● **Exercise directions**: Without the images, print all the entries below exactly as given.

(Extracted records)
---
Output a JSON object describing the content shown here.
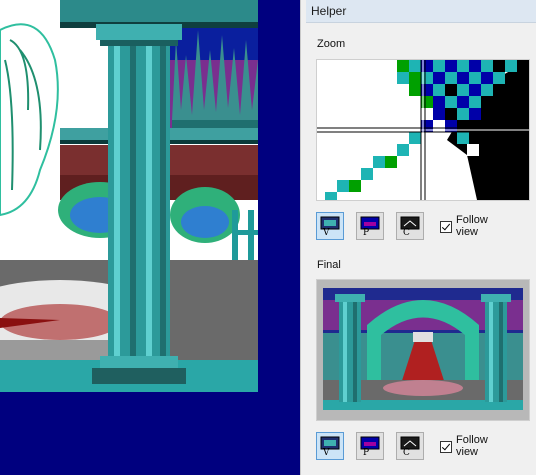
{
  "helper_panel": {
    "title": "Helper",
    "zoom": {
      "label": "Zoom",
      "follow_line1": "Follow",
      "follow_line2": "view",
      "follow_checked": true
    },
    "final": {
      "label": "Final",
      "follow_line1": "Follow",
      "follow_line2": "view",
      "follow_checked": true
    },
    "tool_buttons": [
      {
        "key": "V",
        "icon": "visual-screen-icon"
      },
      {
        "key": "P",
        "icon": "priority-screen-icon"
      },
      {
        "key": "C",
        "icon": "control-screen-icon"
      }
    ]
  },
  "colors": {
    "canvas_bg": "#00007f",
    "panel_bg": "#f0f0f0",
    "titlebar_bg": "#dde7f2",
    "active_button": "#cce4f7"
  }
}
---
● **Worked answer**:
Output a JSON object describing the content shown here.
{
  "helper_panel": {
    "title": "Helper",
    "zoom": {
      "label": "Zoom",
      "follow_line1": "Follow",
      "follow_line2": "view",
      "follow_checked": true
    },
    "final": {
      "label": "Final",
      "follow_line1": "Follow",
      "follow_line2": "view",
      "follow_checked": true
    },
    "tool_buttons": [
      {
        "key": "V",
        "icon": "visual-screen-icon"
      },
      {
        "key": "P",
        "icon": "priority-screen-icon"
      },
      {
        "key": "C",
        "icon": "control-screen-icon"
      }
    ]
  },
  "colors": {
    "canvas_bg": "#00007f",
    "panel_bg": "#f0f0f0",
    "titlebar_bg": "#dde7f2",
    "active_button": "#cce4f7"
  }
}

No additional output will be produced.